## Prompt
Copy out each line in the material below that has the word "资料来源".

## Data rows
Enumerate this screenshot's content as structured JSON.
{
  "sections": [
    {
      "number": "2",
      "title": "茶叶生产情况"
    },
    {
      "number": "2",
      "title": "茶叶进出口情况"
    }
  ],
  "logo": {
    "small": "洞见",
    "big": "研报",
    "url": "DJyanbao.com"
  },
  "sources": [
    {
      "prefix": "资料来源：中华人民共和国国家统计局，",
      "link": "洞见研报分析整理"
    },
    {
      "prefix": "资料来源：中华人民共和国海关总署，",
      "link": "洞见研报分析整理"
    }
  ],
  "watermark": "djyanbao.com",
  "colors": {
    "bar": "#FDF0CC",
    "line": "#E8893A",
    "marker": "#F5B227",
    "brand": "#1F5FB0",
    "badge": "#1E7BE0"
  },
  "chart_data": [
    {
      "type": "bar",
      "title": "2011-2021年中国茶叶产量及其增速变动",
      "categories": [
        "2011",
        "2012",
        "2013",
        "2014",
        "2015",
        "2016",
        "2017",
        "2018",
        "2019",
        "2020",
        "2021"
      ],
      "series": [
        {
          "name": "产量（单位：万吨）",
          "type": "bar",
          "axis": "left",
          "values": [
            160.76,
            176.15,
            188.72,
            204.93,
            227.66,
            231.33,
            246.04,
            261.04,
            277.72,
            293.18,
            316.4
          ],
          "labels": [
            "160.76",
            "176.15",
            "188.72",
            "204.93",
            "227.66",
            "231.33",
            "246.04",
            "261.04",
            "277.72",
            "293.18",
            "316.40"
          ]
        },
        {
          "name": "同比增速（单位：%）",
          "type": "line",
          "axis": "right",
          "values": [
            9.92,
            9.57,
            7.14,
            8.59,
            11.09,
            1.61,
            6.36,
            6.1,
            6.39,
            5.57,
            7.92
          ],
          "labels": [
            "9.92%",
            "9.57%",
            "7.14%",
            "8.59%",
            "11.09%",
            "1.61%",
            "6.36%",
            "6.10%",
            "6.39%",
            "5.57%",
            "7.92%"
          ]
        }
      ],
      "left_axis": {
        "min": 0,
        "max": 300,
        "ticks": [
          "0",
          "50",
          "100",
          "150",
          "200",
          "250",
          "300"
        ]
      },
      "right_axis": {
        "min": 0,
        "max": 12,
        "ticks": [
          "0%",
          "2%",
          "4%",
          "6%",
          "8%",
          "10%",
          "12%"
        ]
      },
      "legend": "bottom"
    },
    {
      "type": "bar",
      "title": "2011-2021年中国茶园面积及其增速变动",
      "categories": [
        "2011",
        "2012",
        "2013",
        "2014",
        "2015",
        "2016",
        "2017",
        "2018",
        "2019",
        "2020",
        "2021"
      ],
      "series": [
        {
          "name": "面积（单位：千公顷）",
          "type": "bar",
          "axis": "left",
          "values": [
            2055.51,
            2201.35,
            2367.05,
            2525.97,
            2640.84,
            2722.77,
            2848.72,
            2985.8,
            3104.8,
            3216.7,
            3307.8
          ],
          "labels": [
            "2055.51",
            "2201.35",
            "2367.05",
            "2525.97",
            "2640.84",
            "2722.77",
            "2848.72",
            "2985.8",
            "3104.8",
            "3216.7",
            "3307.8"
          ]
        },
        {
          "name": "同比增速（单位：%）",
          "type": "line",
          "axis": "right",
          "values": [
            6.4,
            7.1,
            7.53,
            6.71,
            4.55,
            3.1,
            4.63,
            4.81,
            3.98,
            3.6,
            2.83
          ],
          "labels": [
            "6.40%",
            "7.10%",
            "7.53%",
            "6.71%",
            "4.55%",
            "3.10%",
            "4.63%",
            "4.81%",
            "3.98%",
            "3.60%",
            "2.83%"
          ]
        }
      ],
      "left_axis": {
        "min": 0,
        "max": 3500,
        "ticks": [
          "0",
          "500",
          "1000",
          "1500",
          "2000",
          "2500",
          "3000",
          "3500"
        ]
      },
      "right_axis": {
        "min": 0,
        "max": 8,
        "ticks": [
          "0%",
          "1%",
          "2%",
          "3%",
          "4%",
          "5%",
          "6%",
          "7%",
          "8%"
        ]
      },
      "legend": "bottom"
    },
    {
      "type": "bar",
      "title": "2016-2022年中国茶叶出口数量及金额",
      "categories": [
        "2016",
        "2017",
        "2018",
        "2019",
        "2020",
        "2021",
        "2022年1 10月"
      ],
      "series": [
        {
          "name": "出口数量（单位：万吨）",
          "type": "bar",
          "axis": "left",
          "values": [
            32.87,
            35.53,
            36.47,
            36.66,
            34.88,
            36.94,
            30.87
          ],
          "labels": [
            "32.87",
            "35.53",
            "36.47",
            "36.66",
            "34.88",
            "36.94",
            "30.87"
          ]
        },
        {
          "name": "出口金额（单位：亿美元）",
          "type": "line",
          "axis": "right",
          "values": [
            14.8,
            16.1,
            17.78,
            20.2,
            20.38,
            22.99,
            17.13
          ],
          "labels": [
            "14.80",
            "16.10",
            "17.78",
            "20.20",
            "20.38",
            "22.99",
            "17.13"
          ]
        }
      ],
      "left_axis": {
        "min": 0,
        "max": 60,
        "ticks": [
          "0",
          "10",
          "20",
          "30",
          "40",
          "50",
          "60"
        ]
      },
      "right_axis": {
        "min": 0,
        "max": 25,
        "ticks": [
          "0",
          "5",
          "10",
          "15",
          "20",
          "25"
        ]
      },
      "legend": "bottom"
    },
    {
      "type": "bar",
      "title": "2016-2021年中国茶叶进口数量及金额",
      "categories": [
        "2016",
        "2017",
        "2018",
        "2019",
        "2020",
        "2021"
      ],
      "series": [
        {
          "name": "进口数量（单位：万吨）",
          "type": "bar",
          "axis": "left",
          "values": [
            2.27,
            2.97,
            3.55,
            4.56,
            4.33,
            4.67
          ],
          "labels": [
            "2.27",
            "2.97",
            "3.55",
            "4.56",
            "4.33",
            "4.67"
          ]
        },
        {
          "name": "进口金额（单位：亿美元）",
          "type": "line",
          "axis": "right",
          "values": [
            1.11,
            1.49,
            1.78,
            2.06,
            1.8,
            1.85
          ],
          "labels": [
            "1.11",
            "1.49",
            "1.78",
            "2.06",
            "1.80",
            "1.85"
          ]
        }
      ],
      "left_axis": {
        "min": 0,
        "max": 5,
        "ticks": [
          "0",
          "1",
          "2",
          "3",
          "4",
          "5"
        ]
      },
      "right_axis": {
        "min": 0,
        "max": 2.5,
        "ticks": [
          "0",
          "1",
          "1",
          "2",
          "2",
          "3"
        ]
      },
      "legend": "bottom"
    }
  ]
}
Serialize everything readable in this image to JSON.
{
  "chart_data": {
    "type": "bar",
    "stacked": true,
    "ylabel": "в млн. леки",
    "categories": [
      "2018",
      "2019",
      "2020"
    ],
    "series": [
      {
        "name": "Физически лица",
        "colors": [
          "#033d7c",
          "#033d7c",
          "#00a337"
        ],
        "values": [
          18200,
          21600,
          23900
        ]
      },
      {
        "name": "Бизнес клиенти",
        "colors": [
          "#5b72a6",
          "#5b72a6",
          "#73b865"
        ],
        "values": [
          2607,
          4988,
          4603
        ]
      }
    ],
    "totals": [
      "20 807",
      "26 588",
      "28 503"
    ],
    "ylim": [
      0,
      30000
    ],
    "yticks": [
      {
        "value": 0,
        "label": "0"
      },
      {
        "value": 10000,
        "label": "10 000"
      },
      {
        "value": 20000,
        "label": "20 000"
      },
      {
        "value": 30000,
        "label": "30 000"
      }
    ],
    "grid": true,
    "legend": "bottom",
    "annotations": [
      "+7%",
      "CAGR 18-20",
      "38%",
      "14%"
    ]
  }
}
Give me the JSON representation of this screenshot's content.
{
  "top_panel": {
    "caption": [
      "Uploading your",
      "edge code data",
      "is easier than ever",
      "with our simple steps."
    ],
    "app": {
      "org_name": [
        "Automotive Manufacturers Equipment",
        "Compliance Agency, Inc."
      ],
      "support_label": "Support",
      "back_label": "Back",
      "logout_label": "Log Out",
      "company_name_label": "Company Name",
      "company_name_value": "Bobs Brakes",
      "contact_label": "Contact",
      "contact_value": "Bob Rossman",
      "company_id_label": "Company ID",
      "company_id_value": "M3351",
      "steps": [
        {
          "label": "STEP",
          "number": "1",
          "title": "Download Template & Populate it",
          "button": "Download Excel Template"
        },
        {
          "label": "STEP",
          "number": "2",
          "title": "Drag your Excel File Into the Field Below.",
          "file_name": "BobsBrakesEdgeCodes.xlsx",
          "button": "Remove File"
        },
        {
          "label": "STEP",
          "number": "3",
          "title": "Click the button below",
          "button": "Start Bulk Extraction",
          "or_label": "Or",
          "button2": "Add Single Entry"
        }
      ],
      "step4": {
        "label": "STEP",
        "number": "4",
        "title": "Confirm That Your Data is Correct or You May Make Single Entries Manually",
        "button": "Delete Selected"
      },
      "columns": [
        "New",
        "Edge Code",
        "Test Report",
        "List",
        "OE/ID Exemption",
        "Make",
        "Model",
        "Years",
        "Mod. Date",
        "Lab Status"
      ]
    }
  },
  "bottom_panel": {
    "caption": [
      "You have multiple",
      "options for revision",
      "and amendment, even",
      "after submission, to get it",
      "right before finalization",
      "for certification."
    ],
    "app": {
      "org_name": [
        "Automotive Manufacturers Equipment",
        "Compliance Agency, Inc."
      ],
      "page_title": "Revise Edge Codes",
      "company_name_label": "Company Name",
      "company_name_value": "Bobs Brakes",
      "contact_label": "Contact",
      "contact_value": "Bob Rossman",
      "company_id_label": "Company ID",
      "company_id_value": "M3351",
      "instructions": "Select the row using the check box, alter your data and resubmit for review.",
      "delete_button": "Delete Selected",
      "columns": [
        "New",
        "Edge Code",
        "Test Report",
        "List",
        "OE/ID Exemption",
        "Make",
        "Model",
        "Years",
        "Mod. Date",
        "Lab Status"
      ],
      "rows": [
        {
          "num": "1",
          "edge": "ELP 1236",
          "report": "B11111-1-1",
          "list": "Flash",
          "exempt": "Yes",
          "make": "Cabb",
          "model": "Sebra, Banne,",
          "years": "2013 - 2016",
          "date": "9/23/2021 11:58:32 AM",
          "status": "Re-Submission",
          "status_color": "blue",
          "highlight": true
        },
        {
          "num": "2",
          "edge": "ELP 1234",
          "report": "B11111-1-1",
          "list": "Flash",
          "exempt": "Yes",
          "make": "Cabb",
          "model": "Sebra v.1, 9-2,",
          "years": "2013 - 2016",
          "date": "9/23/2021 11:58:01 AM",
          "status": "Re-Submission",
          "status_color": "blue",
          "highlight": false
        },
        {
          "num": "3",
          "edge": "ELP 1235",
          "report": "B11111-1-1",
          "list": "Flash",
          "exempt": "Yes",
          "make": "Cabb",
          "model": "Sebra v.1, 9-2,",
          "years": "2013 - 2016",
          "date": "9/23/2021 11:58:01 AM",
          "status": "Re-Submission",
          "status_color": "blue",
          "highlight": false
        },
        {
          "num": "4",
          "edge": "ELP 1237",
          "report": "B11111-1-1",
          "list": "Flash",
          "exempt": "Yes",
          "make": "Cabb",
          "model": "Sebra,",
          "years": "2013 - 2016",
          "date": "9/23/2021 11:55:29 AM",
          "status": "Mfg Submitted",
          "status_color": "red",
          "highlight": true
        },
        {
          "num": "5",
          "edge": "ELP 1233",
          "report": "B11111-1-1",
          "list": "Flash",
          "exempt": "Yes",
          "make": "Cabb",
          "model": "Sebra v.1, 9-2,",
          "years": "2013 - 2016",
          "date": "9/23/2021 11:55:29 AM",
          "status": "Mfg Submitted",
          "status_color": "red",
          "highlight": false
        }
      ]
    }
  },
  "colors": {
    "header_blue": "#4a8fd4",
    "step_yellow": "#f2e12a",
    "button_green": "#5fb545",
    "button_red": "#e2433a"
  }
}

## Result of this exercise
      "prefix": "资料来源：中华人民共和国国家统计局，",
      "prefix": "资料来源：中华人民共和国海关总署，",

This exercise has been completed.